◆ **THE RECORDS**:
:::

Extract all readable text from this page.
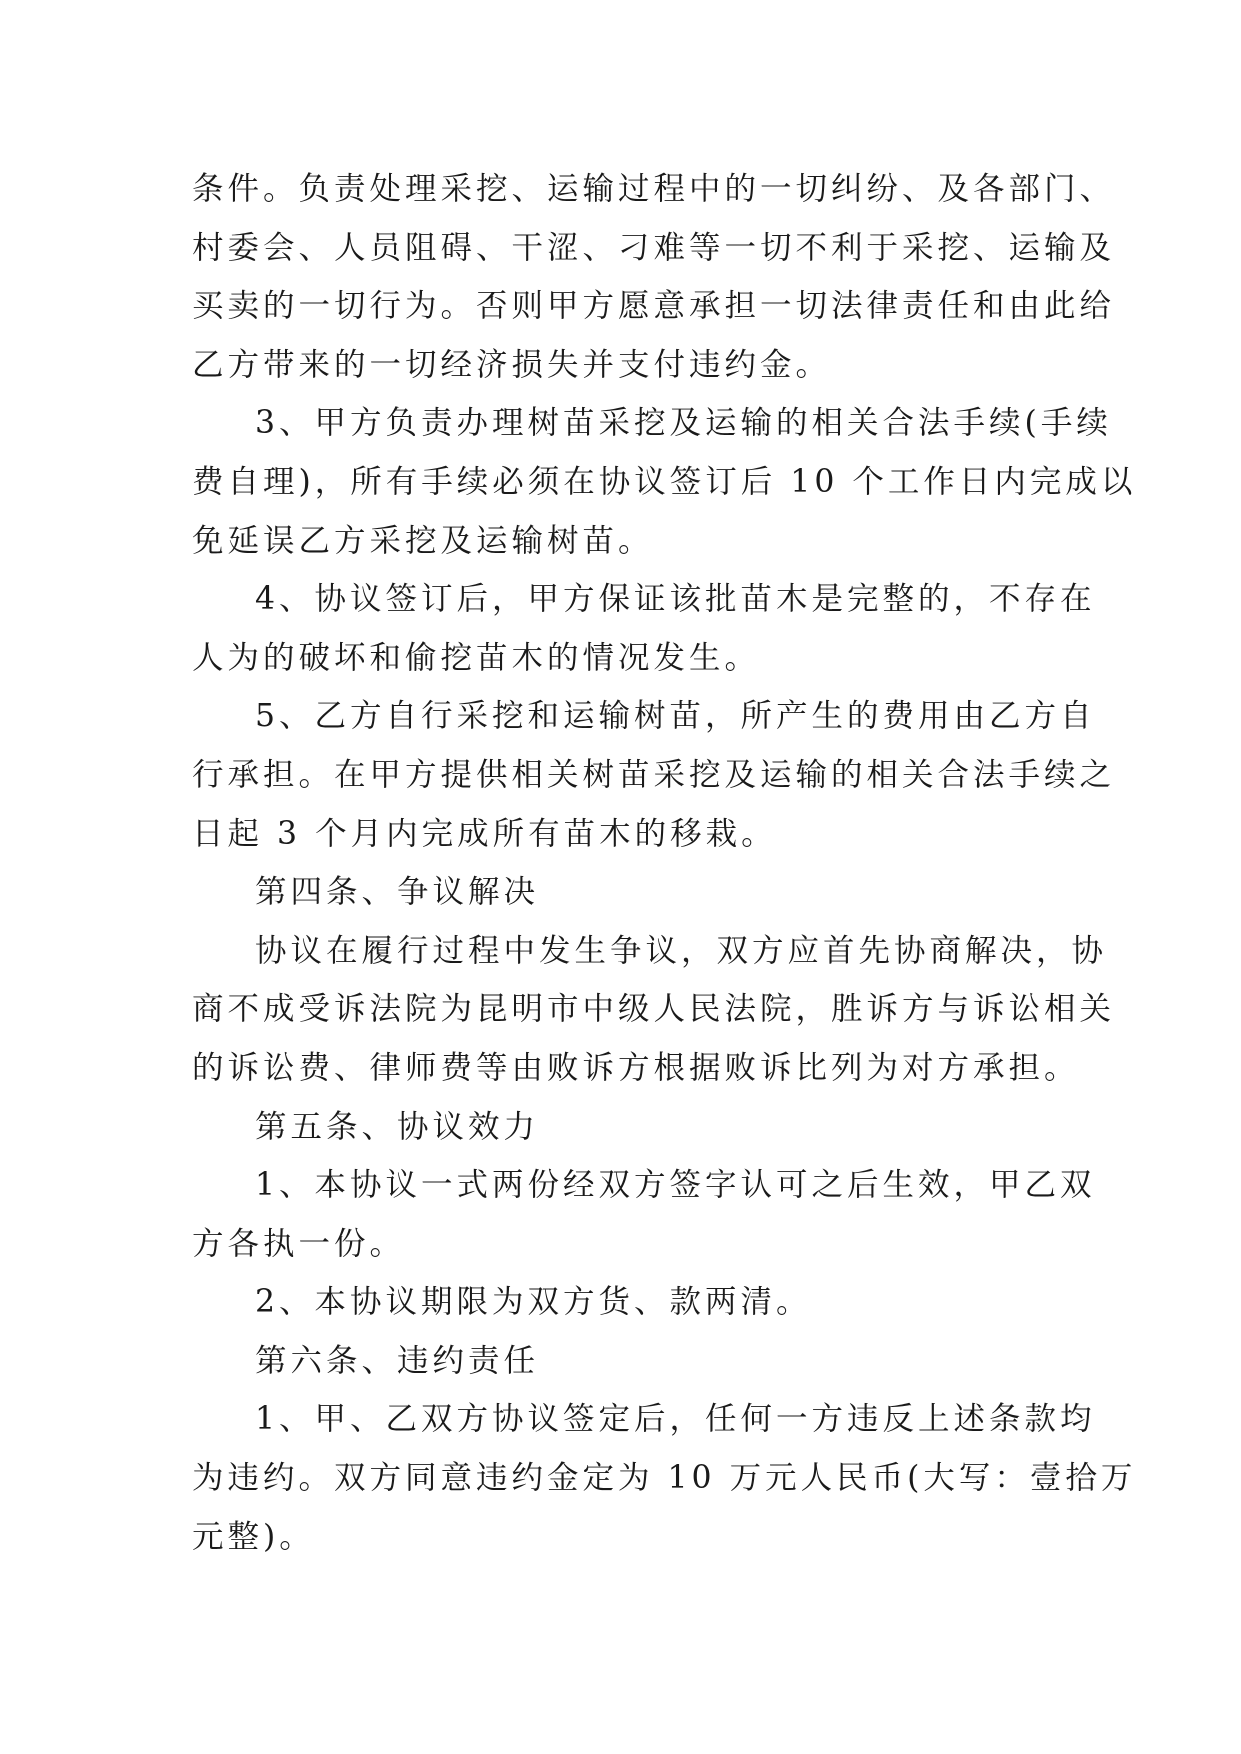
条件。负责处理采挖、运输过程中的一切纠纷、及各部门、
村委会、人员阻碍、干涩、刁难等一切不利于采挖、运输及
买卖的一切行为。否则甲方愿意承担一切法律责任和由此给
乙方带来的一切经济损失并支付违约金。
3、甲方负责办理树苗采挖及运输的相关合法手续(手续
费自理)，所有手续必须在协议签订后 10 个工作日内完成以
免延误乙方采挖及运输树苗。
4、协议签订后，甲方保证该批苗木是完整的，不存在
人为的破坏和偷挖苗木的情况发生。
5、乙方自行采挖和运输树苗，所产生的费用由乙方自
行承担。在甲方提供相关树苗采挖及运输的相关合法手续之
日起 3 个月内完成所有苗木的移栽。
第四条、争议解决
协议在履行过程中发生争议，双方应首先协商解决，协
商不成受诉法院为昆明市中级人民法院，胜诉方与诉讼相关
的诉讼费、律师费等由败诉方根据败诉比列为对方承担。
第五条、协议效力
1、本协议一式两份经双方签字认可之后生效，甲乙双
方各执一份。
2、本协议期限为双方货、款两清。
第六条、违约责任
1、甲、乙双方协议签定后，任何一方违反上述条款均
为违约。双方同意违约金定为 10 万元人民币(大写：壹拾万
元整)。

:::

◆ **WORK TO COMPLETE**:
Return the full material word for word. Do not include the pictures.

◆ **RESULT**:
Extract all readable text from this page.
条件。负责处理采挖、运输过程中的一切纠纷、及各部门、
村委会、人员阻碍、干涩、刁难等一切不利于采挖、运输及
买卖的一切行为。否则甲方愿意承担一切法律责任和由此给
乙方带来的一切经济损失并支付违约金。
3、甲方负责办理树苗采挖及运输的相关合法手续(手续
费自理)，所有手续必须在协议签订后 10 个工作日内完成以
免延误乙方采挖及运输树苗。
4、协议签订后，甲方保证该批苗木是完整的，不存在
人为的破坏和偷挖苗木的情况发生。
5、乙方自行采挖和运输树苗，所产生的费用由乙方自
行承担。在甲方提供相关树苗采挖及运输的相关合法手续之
日起 3 个月内完成所有苗木的移栽。
第四条、争议解决
协议在履行过程中发生争议，双方应首先协商解决，协
商不成受诉法院为昆明市中级人民法院，胜诉方与诉讼相关
的诉讼费、律师费等由败诉方根据败诉比列为对方承担。
第五条、协议效力
1、本协议一式两份经双方签字认可之后生效，甲乙双
方各执一份。
2、本协议期限为双方货、款两清。
第六条、违约责任
1、甲、乙双方协议签定后，任何一方违反上述条款均
为违约。双方同意违约金定为 10 万元人民币(大写：壹拾万
元整)。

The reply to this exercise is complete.